[Records from a collection]
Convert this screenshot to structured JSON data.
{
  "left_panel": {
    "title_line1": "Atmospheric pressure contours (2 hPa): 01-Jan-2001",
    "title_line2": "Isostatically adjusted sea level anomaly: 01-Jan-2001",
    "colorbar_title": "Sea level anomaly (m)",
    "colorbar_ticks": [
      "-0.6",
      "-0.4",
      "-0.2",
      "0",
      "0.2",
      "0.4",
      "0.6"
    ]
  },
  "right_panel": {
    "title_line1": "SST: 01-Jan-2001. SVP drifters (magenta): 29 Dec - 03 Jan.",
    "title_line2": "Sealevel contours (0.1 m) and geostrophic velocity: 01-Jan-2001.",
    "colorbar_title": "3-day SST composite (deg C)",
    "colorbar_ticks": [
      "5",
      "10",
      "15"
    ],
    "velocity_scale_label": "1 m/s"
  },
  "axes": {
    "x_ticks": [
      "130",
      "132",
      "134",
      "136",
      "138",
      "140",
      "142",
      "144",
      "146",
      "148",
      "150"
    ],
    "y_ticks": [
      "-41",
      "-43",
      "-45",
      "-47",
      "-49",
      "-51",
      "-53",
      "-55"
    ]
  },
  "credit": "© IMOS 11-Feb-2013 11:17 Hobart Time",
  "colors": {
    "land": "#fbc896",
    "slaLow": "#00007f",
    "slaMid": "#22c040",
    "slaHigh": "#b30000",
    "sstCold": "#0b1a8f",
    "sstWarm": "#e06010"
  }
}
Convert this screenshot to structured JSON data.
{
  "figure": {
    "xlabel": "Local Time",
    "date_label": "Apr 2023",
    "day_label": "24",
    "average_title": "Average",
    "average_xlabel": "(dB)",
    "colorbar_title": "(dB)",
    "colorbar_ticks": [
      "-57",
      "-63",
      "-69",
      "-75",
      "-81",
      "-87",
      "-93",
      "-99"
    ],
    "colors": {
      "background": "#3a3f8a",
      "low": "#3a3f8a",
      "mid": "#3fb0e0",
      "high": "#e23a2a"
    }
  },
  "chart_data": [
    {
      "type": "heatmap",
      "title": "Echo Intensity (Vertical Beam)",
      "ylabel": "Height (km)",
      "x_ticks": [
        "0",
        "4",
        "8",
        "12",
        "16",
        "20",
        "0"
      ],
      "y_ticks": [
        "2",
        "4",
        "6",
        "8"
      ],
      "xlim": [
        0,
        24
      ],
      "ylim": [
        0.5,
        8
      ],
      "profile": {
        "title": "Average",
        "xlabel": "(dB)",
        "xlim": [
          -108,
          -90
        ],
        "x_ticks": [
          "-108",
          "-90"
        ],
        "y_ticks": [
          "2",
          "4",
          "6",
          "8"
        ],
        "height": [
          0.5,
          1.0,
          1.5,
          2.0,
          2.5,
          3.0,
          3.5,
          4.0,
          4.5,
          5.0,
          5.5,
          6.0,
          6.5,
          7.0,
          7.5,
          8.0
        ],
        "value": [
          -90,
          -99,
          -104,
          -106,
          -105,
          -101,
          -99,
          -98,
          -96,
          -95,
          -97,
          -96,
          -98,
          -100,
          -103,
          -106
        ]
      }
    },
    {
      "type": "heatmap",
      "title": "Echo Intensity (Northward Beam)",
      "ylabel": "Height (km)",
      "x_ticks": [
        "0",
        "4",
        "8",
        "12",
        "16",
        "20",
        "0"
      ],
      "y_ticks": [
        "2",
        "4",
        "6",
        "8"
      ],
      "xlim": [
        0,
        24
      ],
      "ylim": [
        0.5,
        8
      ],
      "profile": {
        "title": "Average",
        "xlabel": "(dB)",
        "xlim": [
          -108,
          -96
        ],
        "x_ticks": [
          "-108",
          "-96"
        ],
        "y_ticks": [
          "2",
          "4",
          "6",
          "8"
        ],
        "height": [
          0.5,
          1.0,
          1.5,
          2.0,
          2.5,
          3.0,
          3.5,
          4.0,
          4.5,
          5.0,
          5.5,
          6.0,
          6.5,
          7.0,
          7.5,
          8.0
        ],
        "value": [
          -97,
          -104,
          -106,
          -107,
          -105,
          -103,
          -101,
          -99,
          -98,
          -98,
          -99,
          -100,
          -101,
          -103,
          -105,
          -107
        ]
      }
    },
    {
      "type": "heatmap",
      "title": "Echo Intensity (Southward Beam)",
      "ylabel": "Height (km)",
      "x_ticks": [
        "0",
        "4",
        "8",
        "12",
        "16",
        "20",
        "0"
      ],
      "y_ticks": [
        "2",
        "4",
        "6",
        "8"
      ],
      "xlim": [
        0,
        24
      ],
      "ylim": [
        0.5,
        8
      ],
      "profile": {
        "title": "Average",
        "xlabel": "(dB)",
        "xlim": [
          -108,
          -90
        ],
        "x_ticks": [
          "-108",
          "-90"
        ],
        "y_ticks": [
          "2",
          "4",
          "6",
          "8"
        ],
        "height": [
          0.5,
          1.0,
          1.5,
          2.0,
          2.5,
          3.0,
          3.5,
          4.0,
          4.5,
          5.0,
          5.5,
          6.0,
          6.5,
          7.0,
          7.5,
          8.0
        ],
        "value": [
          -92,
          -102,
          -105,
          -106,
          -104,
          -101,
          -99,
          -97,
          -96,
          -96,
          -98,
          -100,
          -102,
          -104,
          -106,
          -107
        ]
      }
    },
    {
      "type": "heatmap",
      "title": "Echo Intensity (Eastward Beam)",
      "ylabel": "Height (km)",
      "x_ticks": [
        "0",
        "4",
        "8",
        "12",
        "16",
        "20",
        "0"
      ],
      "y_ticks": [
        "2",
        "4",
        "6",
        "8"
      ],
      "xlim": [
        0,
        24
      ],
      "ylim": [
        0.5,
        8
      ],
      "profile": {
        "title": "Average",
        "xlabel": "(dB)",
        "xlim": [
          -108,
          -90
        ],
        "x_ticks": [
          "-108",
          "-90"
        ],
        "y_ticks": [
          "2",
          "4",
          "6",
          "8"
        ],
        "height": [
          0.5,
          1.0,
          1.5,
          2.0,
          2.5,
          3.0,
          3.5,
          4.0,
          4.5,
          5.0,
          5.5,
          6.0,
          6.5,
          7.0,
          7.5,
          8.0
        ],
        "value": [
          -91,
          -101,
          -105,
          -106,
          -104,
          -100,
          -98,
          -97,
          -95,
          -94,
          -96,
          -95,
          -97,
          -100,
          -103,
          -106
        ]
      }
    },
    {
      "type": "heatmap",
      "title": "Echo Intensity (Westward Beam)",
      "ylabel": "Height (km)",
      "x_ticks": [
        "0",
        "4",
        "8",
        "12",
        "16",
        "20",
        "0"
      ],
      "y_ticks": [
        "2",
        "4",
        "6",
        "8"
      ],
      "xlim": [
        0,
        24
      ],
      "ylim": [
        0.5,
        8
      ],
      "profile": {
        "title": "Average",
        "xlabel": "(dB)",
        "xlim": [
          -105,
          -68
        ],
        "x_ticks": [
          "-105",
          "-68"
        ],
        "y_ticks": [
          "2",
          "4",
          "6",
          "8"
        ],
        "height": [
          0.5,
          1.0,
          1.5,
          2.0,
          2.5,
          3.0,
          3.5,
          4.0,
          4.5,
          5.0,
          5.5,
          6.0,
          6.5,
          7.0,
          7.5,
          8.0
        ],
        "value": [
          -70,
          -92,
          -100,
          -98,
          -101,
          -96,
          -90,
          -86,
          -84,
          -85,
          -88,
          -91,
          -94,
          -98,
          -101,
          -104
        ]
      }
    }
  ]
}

*Task instructions*:
Without leaving anything out, give the entries again exactly.

*Complete response*:
Convert this screenshot to structured JSON data.
{
  "left_panel": {
    "title_line1": "Atmospheric pressure contours (2 hPa): 01-Jan-2001",
    "title_line2": "Isostatically adjusted sea level anomaly: 01-Jan-2001",
    "colorbar_title": "Sea level anomaly (m)",
    "colorbar_ticks": [
      "-0.6",
      "-0.4",
      "-0.2",
      "0",
      "0.2",
      "0.4",
      "0.6"
    ]
  },
  "right_panel": {
    "title_line1": "SST: 01-Jan-2001. SVP drifters (magenta): 29 Dec - 03 Jan.",
    "title_line2": "Sealevel contours (0.1 m) and geostrophic velocity: 01-Jan-2001.",
    "colorbar_title": "3-day SST composite (deg C)",
    "colorbar_ticks": [
      "5",
      "10",
      "15"
    ],
    "velocity_scale_label": "1 m/s"
  },
  "axes": {
    "x_ticks": [
      "130",
      "132",
      "134",
      "136",
      "138",
      "140",
      "142",
      "144",
      "146",
      "148",
      "150"
    ],
    "y_ticks": [
      "-41",
      "-43",
      "-45",
      "-47",
      "-49",
      "-51",
      "-53",
      "-55"
    ]
  },
  "credit": "© IMOS 11-Feb-2013 11:17 Hobart Time",
  "colors": {
    "land": "#fbc896",
    "slaLow": "#00007f",
    "slaMid": "#22c040",
    "slaHigh": "#b30000",
    "sstCold": "#0b1a8f",
    "sstWarm": "#e06010"
  }
}
Convert this screenshot to structured JSON data.
{
  "figure": {
    "xlabel": "Local Time",
    "date_label": "Apr 2023",
    "day_label": "24",
    "average_title": "Average",
    "average_xlabel": "(dB)",
    "colorbar_title": "(dB)",
    "colorbar_ticks": [
      "-57",
      "-63",
      "-69",
      "-75",
      "-81",
      "-87",
      "-93",
      "-99"
    ],
    "colors": {
      "background": "#3a3f8a",
      "low": "#3a3f8a",
      "mid": "#3fb0e0",
      "high": "#e23a2a"
    }
  },
  "chart_data": [
    {
      "type": "heatmap",
      "title": "Echo Intensity (Vertical Beam)",
      "ylabel": "Height (km)",
      "x_ticks": [
        "0",
        "4",
        "8",
        "12",
        "16",
        "20",
        "0"
      ],
      "y_ticks": [
        "2",
        "4",
        "6",
        "8"
      ],
      "xlim": [
        0,
        24
      ],
      "ylim": [
        0.5,
        8
      ],
      "profile": {
        "title": "Average",
        "xlabel": "(dB)",
        "xlim": [
          -108,
          -90
        ],
        "x_ticks": [
          "-108",
          "-90"
        ],
        "y_ticks": [
          "2",
          "4",
          "6",
          "8"
        ],
        "height": [
          0.5,
          1.0,
          1.5,
          2.0,
          2.5,
          3.0,
          3.5,
          4.0,
          4.5,
          5.0,
          5.5,
          6.0,
          6.5,
          7.0,
          7.5,
          8.0
        ],
        "value": [
          -90,
          -99,
          -104,
          -106,
          -105,
          -101,
          -99,
          -98,
          -96,
          -95,
          -97,
          -96,
          -98,
          -100,
          -103,
          -106
        ]
      }
    },
    {
      "type": "heatmap",
      "title": "Echo Intensity (Northward Beam)",
      "ylabel": "Height (km)",
      "x_ticks": [
        "0",
        "4",
        "8",
        "12",
        "16",
        "20",
        "0"
      ],
      "y_ticks": [
        "2",
        "4",
        "6",
        "8"
      ],
      "xlim": [
        0,
        24
      ],
      "ylim": [
        0.5,
        8
      ],
      "profile": {
        "title": "Average",
        "xlabel": "(dB)",
        "xlim": [
          -108,
          -96
        ],
        "x_ticks": [
          "-108",
          "-96"
        ],
        "y_ticks": [
          "2",
          "4",
          "6",
          "8"
        ],
        "height": [
          0.5,
          1.0,
          1.5,
          2.0,
          2.5,
          3.0,
          3.5,
          4.0,
          4.5,
          5.0,
          5.5,
          6.0,
          6.5,
          7.0,
          7.5,
          8.0
        ],
        "value": [
          -97,
          -104,
          -106,
          -107,
          -105,
          -103,
          -101,
          -99,
          -98,
          -98,
          -99,
          -100,
          -101,
          -103,
          -105,
          -107
        ]
      }
    },
    {
      "type": "heatmap",
      "title": "Echo Intensity (Southward Beam)",
      "ylabel": "Height (km)",
      "x_ticks": [
        "0",
        "4",
        "8",
        "12",
        "16",
        "20",
        "0"
      ],
      "y_ticks": [
        "2",
        "4",
        "6",
        "8"
      ],
      "xlim": [
        0,
        24
      ],
      "ylim": [
        0.5,
        8
      ],
      "profile": {
        "title": "Average",
        "xlabel": "(dB)",
        "xlim": [
          -108,
          -90
        ],
        "x_ticks": [
          "-108",
          "-90"
        ],
        "y_ticks": [
          "2",
          "4",
          "6",
          "8"
        ],
        "height": [
          0.5,
          1.0,
          1.5,
          2.0,
          2.5,
          3.0,
          3.5,
          4.0,
          4.5,
          5.0,
          5.5,
          6.0,
          6.5,
          7.0,
          7.5,
          8.0
        ],
        "value": [
          -92,
          -102,
          -105,
          -106,
          -104,
          -101,
          -99,
          -97,
          -96,
          -96,
          -98,
          -100,
          -102,
          -104,
          -106,
          -107
        ]
      }
    },
    {
      "type": "heatmap",
      "title": "Echo Intensity (Eastward Beam)",
      "ylabel": "Height (km)",
      "x_ticks": [
        "0",
        "4",
        "8",
        "12",
        "16",
        "20",
        "0"
      ],
      "y_ticks": [
        "2",
        "4",
        "6",
        "8"
      ],
      "xlim": [
        0,
        24
      ],
      "ylim": [
        0.5,
        8
      ],
      "profile": {
        "title": "Average",
        "xlabel": "(dB)",
        "xlim": [
          -108,
          -90
        ],
        "x_ticks": [
          "-108",
          "-90"
        ],
        "y_ticks": [
          "2",
          "4",
          "6",
          "8"
        ],
        "height": [
          0.5,
          1.0,
          1.5,
          2.0,
          2.5,
          3.0,
          3.5,
          4.0,
          4.5,
          5.0,
          5.5,
          6.0,
          6.5,
          7.0,
          7.5,
          8.0
        ],
        "value": [
          -91,
          -101,
          -105,
          -106,
          -104,
          -100,
          -98,
          -97,
          -95,
          -94,
          -96,
          -95,
          -97,
          -100,
          -103,
          -106
        ]
      }
    },
    {
      "type": "heatmap",
      "title": "Echo Intensity (Westward Beam)",
      "ylabel": "Height (km)",
      "x_ticks": [
        "0",
        "4",
        "8",
        "12",
        "16",
        "20",
        "0"
      ],
      "y_ticks": [
        "2",
        "4",
        "6",
        "8"
      ],
      "xlim": [
        0,
        24
      ],
      "ylim": [
        0.5,
        8
      ],
      "profile": {
        "title": "Average",
        "xlabel": "(dB)",
        "xlim": [
          -105,
          -68
        ],
        "x_ticks": [
          "-105",
          "-68"
        ],
        "y_ticks": [
          "2",
          "4",
          "6",
          "8"
        ],
        "height": [
          0.5,
          1.0,
          1.5,
          2.0,
          2.5,
          3.0,
          3.5,
          4.0,
          4.5,
          5.0,
          5.5,
          6.0,
          6.5,
          7.0,
          7.5,
          8.0
        ],
        "value": [
          -70,
          -92,
          -100,
          -98,
          -101,
          -96,
          -90,
          -86,
          -84,
          -85,
          -88,
          -91,
          -94,
          -98,
          -101,
          -104
        ]
      }
    }
  ]
}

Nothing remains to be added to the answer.